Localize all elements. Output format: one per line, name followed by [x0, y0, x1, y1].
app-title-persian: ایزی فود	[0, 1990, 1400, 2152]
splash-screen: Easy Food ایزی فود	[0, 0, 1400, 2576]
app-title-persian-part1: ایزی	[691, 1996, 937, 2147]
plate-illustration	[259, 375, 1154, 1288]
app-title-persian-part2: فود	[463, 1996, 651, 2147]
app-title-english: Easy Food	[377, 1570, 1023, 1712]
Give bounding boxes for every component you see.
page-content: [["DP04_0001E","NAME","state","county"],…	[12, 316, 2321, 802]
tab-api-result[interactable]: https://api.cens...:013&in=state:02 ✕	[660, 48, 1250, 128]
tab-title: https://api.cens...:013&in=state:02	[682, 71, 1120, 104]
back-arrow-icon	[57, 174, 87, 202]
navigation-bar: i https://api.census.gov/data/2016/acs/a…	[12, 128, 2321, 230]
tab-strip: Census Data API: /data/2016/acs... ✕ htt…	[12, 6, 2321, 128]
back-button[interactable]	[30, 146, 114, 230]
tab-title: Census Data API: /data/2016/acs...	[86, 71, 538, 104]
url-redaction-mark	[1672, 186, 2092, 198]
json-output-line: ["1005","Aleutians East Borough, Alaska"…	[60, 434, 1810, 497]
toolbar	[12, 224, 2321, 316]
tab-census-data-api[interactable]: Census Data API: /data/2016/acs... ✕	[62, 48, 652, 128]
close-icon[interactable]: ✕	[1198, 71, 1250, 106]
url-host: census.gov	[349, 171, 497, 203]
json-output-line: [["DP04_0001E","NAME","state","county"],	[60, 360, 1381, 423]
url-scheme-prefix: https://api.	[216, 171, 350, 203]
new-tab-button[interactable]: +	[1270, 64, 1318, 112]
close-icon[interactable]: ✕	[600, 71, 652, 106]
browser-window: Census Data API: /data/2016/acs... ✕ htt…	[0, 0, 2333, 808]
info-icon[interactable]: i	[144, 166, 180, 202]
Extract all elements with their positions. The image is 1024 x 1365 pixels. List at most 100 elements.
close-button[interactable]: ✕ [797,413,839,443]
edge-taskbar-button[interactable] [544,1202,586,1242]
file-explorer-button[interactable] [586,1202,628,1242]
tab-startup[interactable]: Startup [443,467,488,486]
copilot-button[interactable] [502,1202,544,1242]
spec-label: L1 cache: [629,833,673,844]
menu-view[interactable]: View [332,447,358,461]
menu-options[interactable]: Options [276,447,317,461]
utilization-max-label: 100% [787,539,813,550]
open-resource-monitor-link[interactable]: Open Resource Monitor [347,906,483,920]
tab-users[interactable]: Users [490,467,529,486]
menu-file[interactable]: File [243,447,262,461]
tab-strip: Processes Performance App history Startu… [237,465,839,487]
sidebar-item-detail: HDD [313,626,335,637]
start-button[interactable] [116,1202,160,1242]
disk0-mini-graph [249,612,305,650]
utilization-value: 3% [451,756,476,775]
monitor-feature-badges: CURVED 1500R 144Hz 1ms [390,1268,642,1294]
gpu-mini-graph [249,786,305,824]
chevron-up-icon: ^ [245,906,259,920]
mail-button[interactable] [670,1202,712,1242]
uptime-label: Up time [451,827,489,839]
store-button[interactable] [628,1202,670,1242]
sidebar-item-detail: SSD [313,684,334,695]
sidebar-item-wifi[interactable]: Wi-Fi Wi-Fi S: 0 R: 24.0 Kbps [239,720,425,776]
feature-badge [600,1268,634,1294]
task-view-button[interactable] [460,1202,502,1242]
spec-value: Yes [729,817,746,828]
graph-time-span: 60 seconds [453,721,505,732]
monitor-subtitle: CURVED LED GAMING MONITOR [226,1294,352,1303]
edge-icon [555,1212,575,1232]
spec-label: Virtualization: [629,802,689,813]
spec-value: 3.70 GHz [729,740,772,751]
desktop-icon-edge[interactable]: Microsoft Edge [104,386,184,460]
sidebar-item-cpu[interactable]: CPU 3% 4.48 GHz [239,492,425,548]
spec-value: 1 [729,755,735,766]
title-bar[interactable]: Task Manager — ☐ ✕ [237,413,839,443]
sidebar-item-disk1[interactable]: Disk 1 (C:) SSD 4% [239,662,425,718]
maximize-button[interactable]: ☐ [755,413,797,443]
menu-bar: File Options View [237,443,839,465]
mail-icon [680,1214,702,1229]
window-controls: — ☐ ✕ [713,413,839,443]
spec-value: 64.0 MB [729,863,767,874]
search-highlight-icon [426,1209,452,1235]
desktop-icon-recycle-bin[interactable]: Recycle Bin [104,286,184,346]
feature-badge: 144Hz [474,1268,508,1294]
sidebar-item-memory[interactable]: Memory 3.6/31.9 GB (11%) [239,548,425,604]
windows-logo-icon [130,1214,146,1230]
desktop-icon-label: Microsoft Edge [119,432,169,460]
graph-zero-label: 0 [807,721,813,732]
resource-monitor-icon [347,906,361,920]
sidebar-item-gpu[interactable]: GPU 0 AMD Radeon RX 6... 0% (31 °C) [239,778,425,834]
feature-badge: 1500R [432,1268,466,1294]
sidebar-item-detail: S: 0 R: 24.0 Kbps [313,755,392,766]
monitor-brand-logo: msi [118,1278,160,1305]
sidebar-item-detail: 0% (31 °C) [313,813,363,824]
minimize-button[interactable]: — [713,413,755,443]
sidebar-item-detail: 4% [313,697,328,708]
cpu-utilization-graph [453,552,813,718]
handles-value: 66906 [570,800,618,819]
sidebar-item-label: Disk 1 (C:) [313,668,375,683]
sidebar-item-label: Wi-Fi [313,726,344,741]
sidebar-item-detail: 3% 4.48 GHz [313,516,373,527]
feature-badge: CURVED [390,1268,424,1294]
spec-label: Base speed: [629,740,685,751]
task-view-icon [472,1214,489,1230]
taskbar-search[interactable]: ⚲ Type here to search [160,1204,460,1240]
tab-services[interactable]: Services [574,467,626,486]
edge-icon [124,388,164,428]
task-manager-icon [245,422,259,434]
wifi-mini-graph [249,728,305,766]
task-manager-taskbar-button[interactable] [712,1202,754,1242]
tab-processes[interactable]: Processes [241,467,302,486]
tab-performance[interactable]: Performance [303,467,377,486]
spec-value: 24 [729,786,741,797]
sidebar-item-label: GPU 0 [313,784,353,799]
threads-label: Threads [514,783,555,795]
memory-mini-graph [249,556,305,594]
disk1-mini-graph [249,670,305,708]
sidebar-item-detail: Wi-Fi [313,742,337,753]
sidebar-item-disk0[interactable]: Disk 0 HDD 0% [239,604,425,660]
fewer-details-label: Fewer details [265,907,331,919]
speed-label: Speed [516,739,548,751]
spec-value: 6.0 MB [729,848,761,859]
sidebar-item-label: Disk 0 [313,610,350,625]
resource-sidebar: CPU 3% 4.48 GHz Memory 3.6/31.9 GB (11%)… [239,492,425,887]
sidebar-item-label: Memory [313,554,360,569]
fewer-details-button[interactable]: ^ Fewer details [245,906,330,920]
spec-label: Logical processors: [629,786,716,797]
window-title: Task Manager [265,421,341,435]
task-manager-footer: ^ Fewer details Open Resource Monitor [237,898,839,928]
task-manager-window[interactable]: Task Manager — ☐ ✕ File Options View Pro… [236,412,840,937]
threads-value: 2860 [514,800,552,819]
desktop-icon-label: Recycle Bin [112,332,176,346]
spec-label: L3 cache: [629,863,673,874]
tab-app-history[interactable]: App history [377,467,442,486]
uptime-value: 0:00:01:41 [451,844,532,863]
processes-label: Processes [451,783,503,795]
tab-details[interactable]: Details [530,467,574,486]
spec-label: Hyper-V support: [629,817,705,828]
----
■ Short exercise:
Put every line above into a Markdown table with the columns "Row" and "Line," numbering the rows in order and leaving out any blank lines.

■ Output of the task:
| Row | Line |
|---|---|
| 1 | Localize all elements. Output format: one per line, name followed by [x0, y0, x1, y1]. |
| 2 | app-title-persian: ایزی فود	[0, 1990, 1400, 2152] |
| 3 | splash-screen: Easy Food ایزی فود	[0, 0, 1400, 2576] |
| 4 | app-title-persian-part1: ایزی	[691, 1996, 937, 2147] |
| 5 | plate-illustration	[259, 375, 1154, 1288] |
| 6 | app-title-persian-part2: فود	[463, 1996, 651, 2147] |
| 7 | app-title-english: Easy Food	[377, 1570, 1023, 1712] |
| 8 | Give bounding boxes for every component you see. |
| 9 | page-content: [["DP04_0001E","NAME","state","county"],…	[12, 316, 2321, 802] |
| 10 | tab-api-result[interactable]: https://api.cens...:013&in=state:02 ✕	[660, 48, 1250, 128] |
| 11 | tab-title: https://api.cens...:013&in=state:02	[682, 71, 1120, 104] |
| 12 | back-arrow-icon	[57, 174, 87, 202] |
| 13 | navigation-bar: i https://api.census.gov/data/2016/acs/a…	[12, 128, 2321, 230] |
| 14 | tab-strip: Census Data API: /data/2016/acs... ✕ htt…	[12, 6, 2321, 128] |
| 15 | back-button[interactable]	[30, 146, 114, 230] |
| 16 | tab-title: Census Data API: /data/2016/acs...	[86, 71, 538, 104] |
| 17 | url-redaction-mark	[1672, 186, 2092, 198] |
| 18 | json-output-line: ["1005","Aleutians East Borough, Alaska"…	[60, 434, 1810, 497] |
| 19 | toolbar	[12, 224, 2321, 316] |
| 20 | tab-census-data-api[interactable]: Census Data API: /data/2016/acs... ✕	[62, 48, 652, 128] |
| 21 | close-icon[interactable]: ✕	[1198, 71, 1250, 106] |
| 22 | url-host: census.gov	[349, 171, 497, 203] |
| 23 | json-output-line: [["DP04_0001E","NAME","state","county"],	[60, 360, 1381, 423] |
| 24 | url-scheme-prefix: https://api.	[216, 171, 350, 203] |
| 25 | new-tab-button[interactable]: +	[1270, 64, 1318, 112] |
| 26 | close-icon[interactable]: ✕	[600, 71, 652, 106] |
| 27 | browser-window: Census Data API: /data/2016/acs... ✕ htt…	[0, 0, 2333, 808] |
| 28 | info-icon[interactable]: i	[144, 166, 180, 202] |
| 29 | Extract all elements with their positions. The image is 1024 x 1365 pixels. List at most 100 elements. |
| 30 | close-button[interactable]: ✕ [797,413,839,443] |
| 31 | edge-taskbar-button[interactable] [544,1202,586,1242] |
| 32 | file-explorer-button[interactable] [586,1202,628,1242] |
| 33 | tab-startup[interactable]: Startup [443,467,488,486] |
| 34 | copilot-button[interactable] [502,1202,544,1242] |
| 35 | spec-label: L1 cache: [629,833,673,844] |
| 36 | menu-view[interactable]: View [332,447,358,461] |
| 37 | menu-options[interactable]: Options [276,447,317,461] |
| 38 | utilization-max-label: 100% [787,539,813,550] |
| 39 | open-resource-monitor-link[interactable]: Open Resource Monitor [347,906,483,920] |
| 40 | tab-users[interactable]: Users [490,467,529,486] |
| 41 | menu-file[interactable]: File [243,447,262,461] |
| 42 | tab-strip: Processes Performance App history Startu… [237,465,839,487] |
| 43 | sidebar-item-detail: HDD [313,626,335,637] |
| 44 | start-button[interactable] [116,1202,160,1242] |
| 45 | disk0-mini-graph [249,612,305,650] |
| 46 | utilization-value: 3% [451,756,476,775] |
| 47 | monitor-feature-badges: CURVED 1500R 144Hz 1ms [390,1268,642,1294] |
| 48 | gpu-mini-graph [249,786,305,824] |
| 49 | chevron-up-icon: ^ [245,906,259,920] |
| 50 | mail-button[interactable] [670,1202,712,1242] |
| 51 | uptime-label: Up time [451,827,489,839] |
| 52 | store-button[interactable] [628,1202,670,1242] |
| 53 | sidebar-item-detail: SSD [313,684,334,695] |
| 54 | sidebar-item-wifi[interactable]: Wi-Fi Wi-Fi S: 0 R: 24.0 Kbps [239,720,425,776] |
| 55 | feature-badge [600,1268,634,1294] |
| 56 | task-view-button[interactable] [460,1202,502,1242] |
| 57 | spec-value: Yes [729,817,746,828] |
| 58 | graph-time-span: 60 seconds [453,721,505,732] |
| 59 | monitor-subtitle: CURVED LED GAMING MONITOR [226,1294,352,1303] |
| 60 | edge-icon [555,1212,575,1232] |
| 61 | spec-label: Virtualization: [629,802,689,813] |
| 62 | spec-value: 3.70 GHz [729,740,772,751] |
| 63 | desktop-icon-edge[interactable]: Microsoft Edge [104,386,184,460] |
| 64 | sidebar-item-cpu[interactable]: CPU 3% 4.48 GHz [239,492,425,548] |
| 65 | spec-value: 1 [729,755,735,766] |
| 66 | title-bar[interactable]: Task Manager — ☐ ✕ [237,413,839,443] |
| 67 | sidebar-item-disk1[interactable]: Disk 1 (C:) SSD 4% [239,662,425,718] |
| 68 | maximize-button[interactable]: ☐ [755,413,797,443] |
| 69 | menu-bar: File Options View [237,443,839,465] |
| 70 | mail-icon [680,1214,702,1229] |
| 71 | window-controls: — ☐ ✕ [713,413,839,443] |
| 72 | spec-value: 64.0 MB [729,863,767,874] |
| 73 | search-highlight-icon [426,1209,452,1235] |
| 74 | desktop-icon-recycle-bin[interactable]: Recycle Bin [104,286,184,346] |
| 75 | feature-badge: 144Hz [474,1268,508,1294] |
| 76 | sidebar-item-memory[interactable]: Memory 3.6/31.9 GB (11%) [239,548,425,604] |
| 77 | windows-logo-icon [130,1214,146,1230] |
| 78 | desktop-icon-label: Microsoft Edge [119,432,169,460] |
| 79 | graph-zero-label: 0 [807,721,813,732] |
| 80 | resource-monitor-icon [347,906,361,920] |
| 81 | sidebar-item-gpu[interactable]: GPU 0 AMD Radeon RX 6... 0% (31 °C) [239,778,425,834] |
| 82 | feature-badge: 1500R [432,1268,466,1294] |
| 83 | sidebar-item-detail: S: 0 R: 24.0 Kbps [313,755,392,766] |
| 84 | monitor-brand-logo: msi [118,1278,160,1305] |
| 85 | sidebar-item-detail: 0% (31 °C) [313,813,363,824] |
| 86 | minimize-button[interactable]: — [713,413,755,443] |
| 87 | sidebar-item-detail: 4% [313,697,328,708] |
| 88 | cpu-utilization-graph [453,552,813,718] |
| 89 | handles-value: 66906 [570,800,618,819] |
| 90 | sidebar-item-label: Disk 1 (C:) [313,668,375,683] |
| 91 | sidebar-item-label: Wi-Fi [313,726,344,741] |
| 92 | sidebar-item-detail: 3% 4.48 GHz [313,516,373,527] |
| 93 | feature-badge: CURVED [390,1268,424,1294] |
| 94 | spec-label: Base speed: [629,740,685,751] |
| 95 | task-view-icon [472,1214,489,1230] |
| 96 | taskbar-search[interactable]: ⚲ Type here to search [160,1204,460,1240] |
| 97 | tab-services[interactable]: Services [574,467,626,486] |
| 98 | edge-icon [124,388,164,428] |
| 99 | task-manager-icon [245,422,259,434] |
| 100 | wifi-mini-graph [249,728,305,766] |
| 101 | task-manager-taskbar-button[interactable] [712,1202,754,1242] |
| 102 | tab-processes[interactable]: Processes [241,467,302,486] |
| 103 | tab-performance[interactable]: Performance [303,467,377,486] |
| 104 | spec-value: 24 [729,786,741,797] |
| 105 | sidebar-item-label: GPU 0 [313,784,353,799] |
| 106 | threads-label: Threads [514,783,555,795] |
| 107 | memory-mini-graph [249,556,305,594] |
| 108 | disk1-mini-graph [249,670,305,708] |
| 109 | sidebar-item-detail: Wi-Fi [313,742,337,753] |
| 110 | sidebar-item-disk0[interactable]: Disk 0 HDD 0% [239,604,425,660] |
| 111 | fewer-details-label: Fewer details [265,907,331,919] |
| 112 | speed-label: Speed [516,739,548,751] |
| 113 | spec-value: 6.0 MB [729,848,761,859] |
| 114 | sidebar-item-label: Disk 0 [313,610,350,625] |
| 115 | resource-sidebar: CPU 3% 4.48 GHz Memory 3.6/31.9 GB (11%)… [239,492,425,887] |
| 116 | sidebar-item-label: Memory [313,554,360,569] |
| 117 | fewer-details-button[interactable]: ^ Fewer details [245,906,330,920] |
| 118 | spec-label: Logical processors: [629,786,716,797] |
| 119 | window-title: Task Manager [265,421,341,435] |
| 120 | task-manager-footer: ^ Fewer details Open Resource Monitor [237,898,839,928] |
| 121 | task-manager-window[interactable]: Task Manager — ☐ ✕ File Options View Pro… [236,412,840,937] |
| 122 | threads-value: 2860 [514,800,552,819] |
| 123 | desktop-icon-label: Recycle Bin [112,332,176,346] |
| 124 | spec-label: L3 cache: [629,863,673,874] |
| 125 | tab-app-history[interactable]: App history [377,467,442,486] |
| 126 | uptime-value: 0:00:01:41 [451,844,532,863] |
| 127 | processes-label: Processes [451,783,503,795] |
| 128 | tab-details[interactable]: Details [530,467,574,486] |
| 129 | spec-label: Hyper-V support: [629,817,705,828] |